GOAL OF THE EXERCISE
Your task is to extract every line from the material below exactly.
>> Start DATA ENTRIES
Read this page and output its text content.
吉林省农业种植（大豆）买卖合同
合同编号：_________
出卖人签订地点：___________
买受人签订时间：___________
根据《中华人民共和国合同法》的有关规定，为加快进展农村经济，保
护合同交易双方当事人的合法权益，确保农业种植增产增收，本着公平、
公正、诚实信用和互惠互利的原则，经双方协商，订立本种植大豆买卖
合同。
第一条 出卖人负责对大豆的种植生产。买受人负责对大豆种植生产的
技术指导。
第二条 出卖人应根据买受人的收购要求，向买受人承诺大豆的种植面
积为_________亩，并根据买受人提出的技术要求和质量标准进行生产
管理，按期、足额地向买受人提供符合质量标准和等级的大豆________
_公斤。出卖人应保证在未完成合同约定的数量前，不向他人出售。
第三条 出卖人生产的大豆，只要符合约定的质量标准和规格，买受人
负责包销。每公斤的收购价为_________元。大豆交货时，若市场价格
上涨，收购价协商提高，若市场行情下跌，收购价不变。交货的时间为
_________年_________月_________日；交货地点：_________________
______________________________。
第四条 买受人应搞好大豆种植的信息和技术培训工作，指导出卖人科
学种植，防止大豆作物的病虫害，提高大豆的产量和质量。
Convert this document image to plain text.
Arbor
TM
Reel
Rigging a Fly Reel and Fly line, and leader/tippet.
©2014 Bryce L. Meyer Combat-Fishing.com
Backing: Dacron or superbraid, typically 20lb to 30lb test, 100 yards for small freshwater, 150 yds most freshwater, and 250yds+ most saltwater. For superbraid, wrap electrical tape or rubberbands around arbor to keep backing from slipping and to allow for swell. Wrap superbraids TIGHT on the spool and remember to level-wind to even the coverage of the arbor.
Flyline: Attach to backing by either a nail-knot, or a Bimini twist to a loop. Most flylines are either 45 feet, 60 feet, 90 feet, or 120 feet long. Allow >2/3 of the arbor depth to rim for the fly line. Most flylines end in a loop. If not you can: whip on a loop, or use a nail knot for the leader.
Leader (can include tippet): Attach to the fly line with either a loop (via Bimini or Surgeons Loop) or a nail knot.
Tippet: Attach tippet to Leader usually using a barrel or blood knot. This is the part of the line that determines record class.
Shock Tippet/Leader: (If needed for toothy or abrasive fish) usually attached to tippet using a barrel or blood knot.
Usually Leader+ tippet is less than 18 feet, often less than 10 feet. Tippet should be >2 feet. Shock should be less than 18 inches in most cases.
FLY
>> End DATA ENTRIES
OUTPUT
Read this page and output its text content.
吉林省农业种植（大豆）买卖合同
合同编号：_________
出卖人签订地点：___________
买受人签订时间：___________
根据《中华人民共和国合同法》的有关规定，为加快进展农村经济，保
护合同交易双方当事人的合法权益，确保农业种植增产增收，本着公平、
公正、诚实信用和互惠互利的原则，经双方协商，订立本种植大豆买卖
合同。
第一条 出卖人负责对大豆的种植生产。买受人负责对大豆种植生产的
技术指导。
第二条 出卖人应根据买受人的收购要求，向买受人承诺大豆的种植面
积为_________亩，并根据买受人提出的技术要求和质量标准进行生产
管理，按期、足额地向买受人提供符合质量标准和等级的大豆________
_公斤。出卖人应保证在未完成合同约定的数量前，不向他人出售。
第三条 出卖人生产的大豆，只要符合约定的质量标准和规格，买受人
负责包销。每公斤的收购价为_________元。大豆交货时，若市场价格
上涨，收购价协商提高，若市场行情下跌，收购价不变。交货的时间为
_________年_________月_________日；交货地点：_________________
______________________________。
第四条 买受人应搞好大豆种植的信息和技术培训工作，指导出卖人科
学种植，防止大豆作物的病虫害，提高大豆的产量和质量。
Convert this document image to plain text.
Arbor
TM
Reel
Rigging a Fly Reel and Fly line, and leader/tippet.
©2014 Bryce L. Meyer Combat-Fishing.com
Backing: Dacron or superbraid, typically 20lb to 30lb test, 100 yards for small freshwater, 150 yds most freshwater, and 250yds+ most saltwater. For superbraid, wrap electrical tape or rubberbands around arbor to keep backing from slipping and to allow for swell. Wrap superbraids TIGHT on the spool and remember to level-wind to even the coverage of the arbor.
Flyline: Attach to backing by either a nail-knot, or a Bimini twist to a loop. Most flylines are either 45 feet, 60 feet, 90 feet, or 120 feet long. Allow >2/3 of the arbor depth to rim for the fly line. Most flylines end in a loop. If not you can: whip on a loop, or use a nail knot for the leader.
Leader (can include tippet): Attach to the fly line with either a loop (via Bimini or Surgeons Loop) or a nail knot.
Tippet: Attach tippet to Leader usually using a barrel or blood knot. This is the part of the line that determines record class.
Shock Tippet/Leader: (If needed for toothy or abrasive fish) usually attached to tippet using a barrel or blood knot.
Usually Leader+ tippet is less than 18 feet, often less than 10 feet. Tippet should be >2 feet. Shock should be less than 18 inches in most cases.
FLY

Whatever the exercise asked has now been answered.